◆ **TASK STATEMENT**:
Transcribe the records exactly. Pictures do not belong in the transcription.

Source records

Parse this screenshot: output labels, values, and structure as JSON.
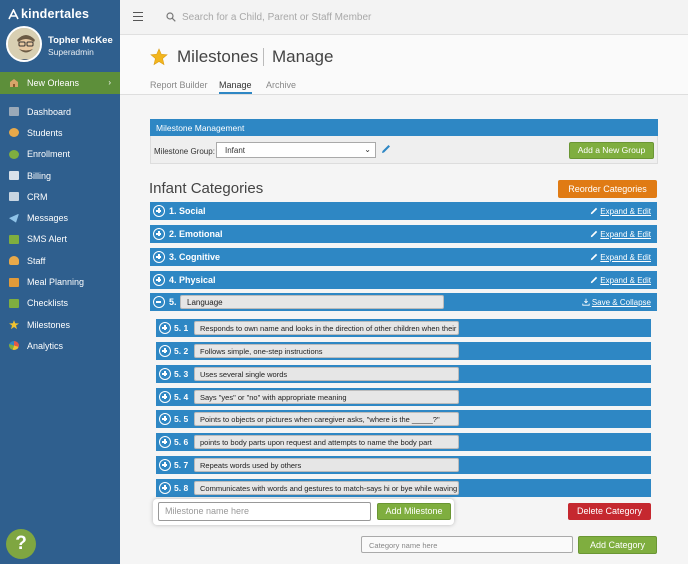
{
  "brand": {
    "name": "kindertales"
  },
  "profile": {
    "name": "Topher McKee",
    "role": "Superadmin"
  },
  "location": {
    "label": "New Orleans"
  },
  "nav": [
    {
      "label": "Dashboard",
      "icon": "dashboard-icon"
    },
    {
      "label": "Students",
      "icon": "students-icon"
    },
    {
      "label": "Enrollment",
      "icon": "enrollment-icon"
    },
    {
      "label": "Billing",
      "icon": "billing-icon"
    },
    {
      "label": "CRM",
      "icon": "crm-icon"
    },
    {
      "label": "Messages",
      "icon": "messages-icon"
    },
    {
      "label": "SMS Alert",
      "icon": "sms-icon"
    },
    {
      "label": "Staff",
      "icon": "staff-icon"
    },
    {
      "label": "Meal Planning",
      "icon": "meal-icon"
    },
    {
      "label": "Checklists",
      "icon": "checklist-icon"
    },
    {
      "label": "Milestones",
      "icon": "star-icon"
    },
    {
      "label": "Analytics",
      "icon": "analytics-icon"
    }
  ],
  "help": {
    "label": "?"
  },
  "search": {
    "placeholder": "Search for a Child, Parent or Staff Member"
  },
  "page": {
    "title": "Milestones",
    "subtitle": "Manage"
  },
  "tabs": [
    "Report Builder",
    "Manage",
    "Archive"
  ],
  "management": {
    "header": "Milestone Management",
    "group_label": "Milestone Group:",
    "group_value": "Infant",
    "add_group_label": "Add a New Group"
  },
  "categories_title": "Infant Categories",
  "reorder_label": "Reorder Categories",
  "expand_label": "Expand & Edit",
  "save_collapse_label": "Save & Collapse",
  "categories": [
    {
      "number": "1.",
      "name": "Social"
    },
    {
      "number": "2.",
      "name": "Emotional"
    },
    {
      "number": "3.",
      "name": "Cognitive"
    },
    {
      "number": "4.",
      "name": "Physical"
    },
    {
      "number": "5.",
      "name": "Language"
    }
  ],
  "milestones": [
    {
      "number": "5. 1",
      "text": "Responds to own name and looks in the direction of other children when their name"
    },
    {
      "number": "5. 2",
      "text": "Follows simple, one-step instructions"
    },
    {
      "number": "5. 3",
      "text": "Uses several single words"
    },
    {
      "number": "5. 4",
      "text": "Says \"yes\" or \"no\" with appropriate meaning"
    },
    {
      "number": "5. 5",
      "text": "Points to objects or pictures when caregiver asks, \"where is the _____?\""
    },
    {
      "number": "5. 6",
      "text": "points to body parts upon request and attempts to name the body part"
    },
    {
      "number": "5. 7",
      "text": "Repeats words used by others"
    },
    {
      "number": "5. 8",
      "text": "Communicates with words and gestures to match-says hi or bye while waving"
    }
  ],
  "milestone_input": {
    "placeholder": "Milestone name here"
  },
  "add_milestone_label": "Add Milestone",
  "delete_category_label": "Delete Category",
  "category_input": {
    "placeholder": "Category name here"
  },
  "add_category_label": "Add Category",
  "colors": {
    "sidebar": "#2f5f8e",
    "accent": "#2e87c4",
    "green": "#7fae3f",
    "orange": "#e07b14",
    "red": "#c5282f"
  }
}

◆ **THE ANSWER**:
Parse this screenshot: output labels, values, and structure as JSON.
{
  "brand": {
    "name": "kindertales"
  },
  "profile": {
    "name": "Topher McKee",
    "role": "Superadmin"
  },
  "location": {
    "label": "New Orleans"
  },
  "nav": [
    {
      "label": "Dashboard",
      "icon": "dashboard-icon"
    },
    {
      "label": "Students",
      "icon": "students-icon"
    },
    {
      "label": "Enrollment",
      "icon": "enrollment-icon"
    },
    {
      "label": "Billing",
      "icon": "billing-icon"
    },
    {
      "label": "CRM",
      "icon": "crm-icon"
    },
    {
      "label": "Messages",
      "icon": "messages-icon"
    },
    {
      "label": "SMS Alert",
      "icon": "sms-icon"
    },
    {
      "label": "Staff",
      "icon": "staff-icon"
    },
    {
      "label": "Meal Planning",
      "icon": "meal-icon"
    },
    {
      "label": "Checklists",
      "icon": "checklist-icon"
    },
    {
      "label": "Milestones",
      "icon": "star-icon"
    },
    {
      "label": "Analytics",
      "icon": "analytics-icon"
    }
  ],
  "help": {
    "label": "?"
  },
  "search": {
    "placeholder": "Search for a Child, Parent or Staff Member"
  },
  "page": {
    "title": "Milestones",
    "subtitle": "Manage"
  },
  "tabs": [
    "Report Builder",
    "Manage",
    "Archive"
  ],
  "management": {
    "header": "Milestone Management",
    "group_label": "Milestone Group:",
    "group_value": "Infant",
    "add_group_label": "Add a New Group"
  },
  "categories_title": "Infant Categories",
  "reorder_label": "Reorder Categories",
  "expand_label": "Expand & Edit",
  "save_collapse_label": "Save & Collapse",
  "categories": [
    {
      "number": "1.",
      "name": "Social"
    },
    {
      "number": "2.",
      "name": "Emotional"
    },
    {
      "number": "3.",
      "name": "Cognitive"
    },
    {
      "number": "4.",
      "name": "Physical"
    },
    {
      "number": "5.",
      "name": "Language"
    }
  ],
  "milestones": [
    {
      "number": "5. 1",
      "text": "Responds to own name and looks in the direction of other children when their name"
    },
    {
      "number": "5. 2",
      "text": "Follows simple, one-step instructions"
    },
    {
      "number": "5. 3",
      "text": "Uses several single words"
    },
    {
      "number": "5. 4",
      "text": "Says \"yes\" or \"no\" with appropriate meaning"
    },
    {
      "number": "5. 5",
      "text": "Points to objects or pictures when caregiver asks, \"where is the _____?\""
    },
    {
      "number": "5. 6",
      "text": "points to body parts upon request and attempts to name the body part"
    },
    {
      "number": "5. 7",
      "text": "Repeats words used by others"
    },
    {
      "number": "5. 8",
      "text": "Communicates with words and gestures to match-says hi or bye while waving"
    }
  ],
  "milestone_input": {
    "placeholder": "Milestone name here"
  },
  "add_milestone_label": "Add Milestone",
  "delete_category_label": "Delete Category",
  "category_input": {
    "placeholder": "Category name here"
  },
  "add_category_label": "Add Category",
  "colors": {
    "sidebar": "#2f5f8e",
    "accent": "#2e87c4",
    "green": "#7fae3f",
    "orange": "#e07b14",
    "red": "#c5282f"
  }
}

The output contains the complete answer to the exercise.